▶ _WRITTEN PROBLEM_
Please retype the records below exactly, leaving out any pictures.

______________________________

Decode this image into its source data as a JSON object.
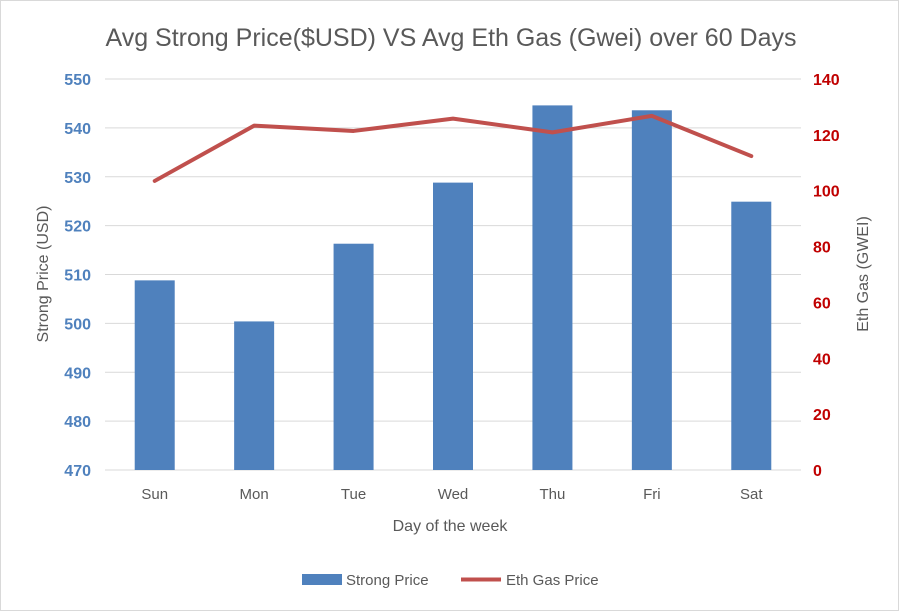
{
  "chart_data": {
    "type": "bar",
    "title": "Avg Strong Price($USD) VS Avg Eth Gas (Gwei) over 60 Days",
    "xlabel": "Day of the week",
    "ylabel": "Strong Price (USD)",
    "y2label": "Eth Gas (GWEI)",
    "categories": [
      "Sun",
      "Mon",
      "Tue",
      "Wed",
      "Thu",
      "Fri",
      "Sat"
    ],
    "ylim": [
      470,
      550
    ],
    "y2lim": [
      0,
      140
    ],
    "yticks": [
      "470",
      "480",
      "490",
      "500",
      "510",
      "520",
      "530",
      "540",
      "550"
    ],
    "y2ticks": [
      "0",
      "20",
      "40",
      "60",
      "80",
      "100",
      "120",
      "140"
    ],
    "grid": true,
    "legend_position": "bottom",
    "series": [
      {
        "name": "Strong Price",
        "type": "bar",
        "axis": "left",
        "color": "#4F81BD",
        "values": [
          508.8,
          500.4,
          516.3,
          528.8,
          544.6,
          543.6,
          524.9
        ]
      },
      {
        "name": "Eth Gas Price",
        "type": "line",
        "axis": "right",
        "color": "#C0504D",
        "values": [
          103.5,
          123.3,
          121.4,
          125.8,
          120.9,
          126.8,
          112.4
        ]
      }
    ],
    "left_axis_color": "#4F81BD",
    "right_axis_color": "#C00000"
  }
}
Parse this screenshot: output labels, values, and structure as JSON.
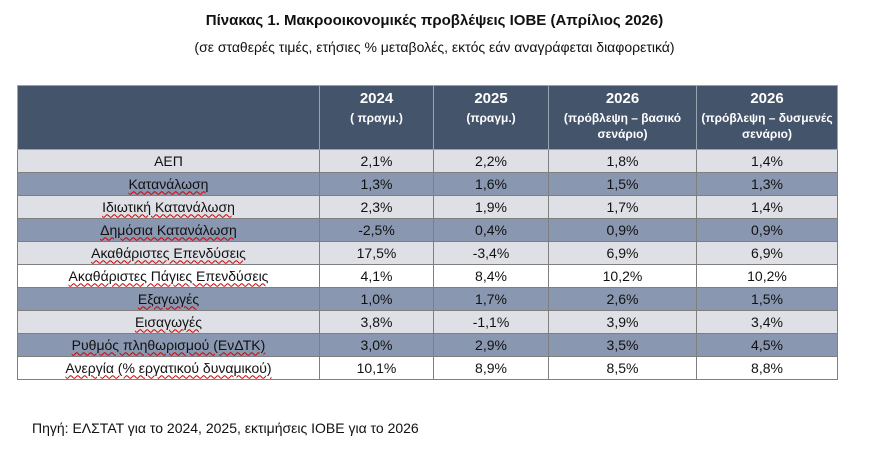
{
  "title": "Πίνακας 1. Μακροοικονομικές προβλέψεις ΙΟΒΕ (Απρίλιος 2026)",
  "subtitle": "(σε σταθερές τιμές, ετήσιες % μεταβολές, εκτός εάν αναγράφεται διαφορετικά)",
  "table": {
    "headers": [
      {
        "year": "",
        "note": ""
      },
      {
        "year": "2024",
        "note": "( πραγμ.)"
      },
      {
        "year": "2025",
        "note": "(πραγμ.)"
      },
      {
        "year": "2026",
        "note": "(πρόβλεψη – βασικό σενάριο)"
      },
      {
        "year": "2026",
        "note": "(πρόβλεψη – δυσμενές σενάριο)"
      }
    ],
    "rows": [
      {
        "label": "ΑΕΠ",
        "values": [
          "2,1%",
          "2,2%",
          "1,8%",
          "1,4%"
        ]
      },
      {
        "label": "Κατανάλωση",
        "values": [
          "1,3%",
          "1,6%",
          "1,5%",
          "1,3%"
        ]
      },
      {
        "label": "Ιδιωτική Κατανάλωση",
        "values": [
          "2,3%",
          "1,9%",
          "1,7%",
          "1,4%"
        ]
      },
      {
        "label": "Δημόσια Κατανάλωση",
        "values": [
          "-2,5%",
          "0,4%",
          "0,9%",
          "0,9%"
        ]
      },
      {
        "label": "Ακαθάριστες Επενδύσεις",
        "values": [
          "17,5%",
          "-3,4%",
          "6,9%",
          "6,9%"
        ]
      },
      {
        "label": "Ακαθάριστες Πάγιες Επενδύσεις",
        "values": [
          "4,1%",
          "8,4%",
          "10,2%",
          "10,2%"
        ]
      },
      {
        "label": "Εξαγωγές",
        "values": [
          "1,0%",
          "1,7%",
          "2,6%",
          "1,5%"
        ]
      },
      {
        "label": "Εισαγωγές",
        "values": [
          "3,8%",
          "-1,1%",
          "3,9%",
          "3,4%"
        ]
      },
      {
        "label": "Ρυθμός πληθωρισμού (ΕνΔΤΚ)",
        "values": [
          "3,0%",
          "2,9%",
          "3,5%",
          "4,5%"
        ]
      },
      {
        "label": "Ανεργία (% εργατικού δυναμικού)",
        "values": [
          "10,1%",
          "8,9%",
          "8,5%",
          "8,8%"
        ]
      }
    ]
  },
  "source": "Πηγή: ΕΛΣΤΑΤ για το 2024, 2025, εκτιμήσεις ΙΟΒΕ για το 2026",
  "colors": {
    "header_bg": "#44546a",
    "row_light": "#dee0e5",
    "row_dark": "#8997b0"
  }
}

______________________________

▶ _EXPECTED ANSWER_
Decode this image into its source data as a JSON object.
{
  "chart_data": {
    "type": "bar",
    "title": "Avg Strong Price($USD) VS Avg Eth Gas (Gwei) over 60 Days",
    "xlabel": "Day of the week",
    "ylabel": "Strong Price (USD)",
    "y2label": "Eth Gas (GWEI)",
    "categories": [
      "Sun",
      "Mon",
      "Tue",
      "Wed",
      "Thu",
      "Fri",
      "Sat"
    ],
    "ylim": [
      470,
      550
    ],
    "y2lim": [
      0,
      140
    ],
    "yticks": [
      "470",
      "480",
      "490",
      "500",
      "510",
      "520",
      "530",
      "540",
      "550"
    ],
    "y2ticks": [
      "0",
      "20",
      "40",
      "60",
      "80",
      "100",
      "120",
      "140"
    ],
    "grid": true,
    "legend_position": "bottom",
    "series": [
      {
        "name": "Strong Price",
        "type": "bar",
        "axis": "left",
        "color": "#4F81BD",
        "values": [
          508.8,
          500.4,
          516.3,
          528.8,
          544.6,
          543.6,
          524.9
        ]
      },
      {
        "name": "Eth Gas Price",
        "type": "line",
        "axis": "right",
        "color": "#C0504D",
        "values": [
          103.5,
          123.3,
          121.4,
          125.8,
          120.9,
          126.8,
          112.4
        ]
      }
    ],
    "left_axis_color": "#4F81BD",
    "right_axis_color": "#C00000"
  }
}
Parse this screenshot: output labels, values, and structure as JSON.
{
  "title": "Πίνακας 1. Μακροοικονομικές προβλέψεις ΙΟΒΕ (Απρίλιος 2026)",
  "subtitle": "(σε σταθερές τιμές, ετήσιες % μεταβολές, εκτός εάν αναγράφεται διαφορετικά)",
  "table": {
    "headers": [
      {
        "year": "",
        "note": ""
      },
      {
        "year": "2024",
        "note": "( πραγμ.)"
      },
      {
        "year": "2025",
        "note": "(πραγμ.)"
      },
      {
        "year": "2026",
        "note": "(πρόβλεψη – βασικό σενάριο)"
      },
      {
        "year": "2026",
        "note": "(πρόβλεψη – δυσμενές σενάριο)"
      }
    ],
    "rows": [
      {
        "label": "ΑΕΠ",
        "values": [
          "2,1%",
          "2,2%",
          "1,8%",
          "1,4%"
        ]
      },
      {
        "label": "Κατανάλωση",
        "values": [
          "1,3%",
          "1,6%",
          "1,5%",
          "1,3%"
        ]
      },
      {
        "label": "Ιδιωτική Κατανάλωση",
        "values": [
          "2,3%",
          "1,9%",
          "1,7%",
          "1,4%"
        ]
      },
      {
        "label": "Δημόσια Κατανάλωση",
        "values": [
          "-2,5%",
          "0,4%",
          "0,9%",
          "0,9%"
        ]
      },
      {
        "label": "Ακαθάριστες Επενδύσεις",
        "values": [
          "17,5%",
          "-3,4%",
          "6,9%",
          "6,9%"
        ]
      },
      {
        "label": "Ακαθάριστες Πάγιες Επενδύσεις",
        "values": [
          "4,1%",
          "8,4%",
          "10,2%",
          "10,2%"
        ]
      },
      {
        "label": "Εξαγωγές",
        "values": [
          "1,0%",
          "1,7%",
          "2,6%",
          "1,5%"
        ]
      },
      {
        "label": "Εισαγωγές",
        "values": [
          "3,8%",
          "-1,1%",
          "3,9%",
          "3,4%"
        ]
      },
      {
        "label": "Ρυθμός πληθωρισμού (ΕνΔΤΚ)",
        "values": [
          "3,0%",
          "2,9%",
          "3,5%",
          "4,5%"
        ]
      },
      {
        "label": "Ανεργία (% εργατικού δυναμικού)",
        "values": [
          "10,1%",
          "8,9%",
          "8,5%",
          "8,8%"
        ]
      }
    ]
  },
  "source": "Πηγή: ΕΛΣΤΑΤ για το 2024, 2025, εκτιμήσεις ΙΟΒΕ για το 2026",
  "colors": {
    "header_bg": "#44546a",
    "row_light": "#dee0e5",
    "row_dark": "#8997b0"
  }
}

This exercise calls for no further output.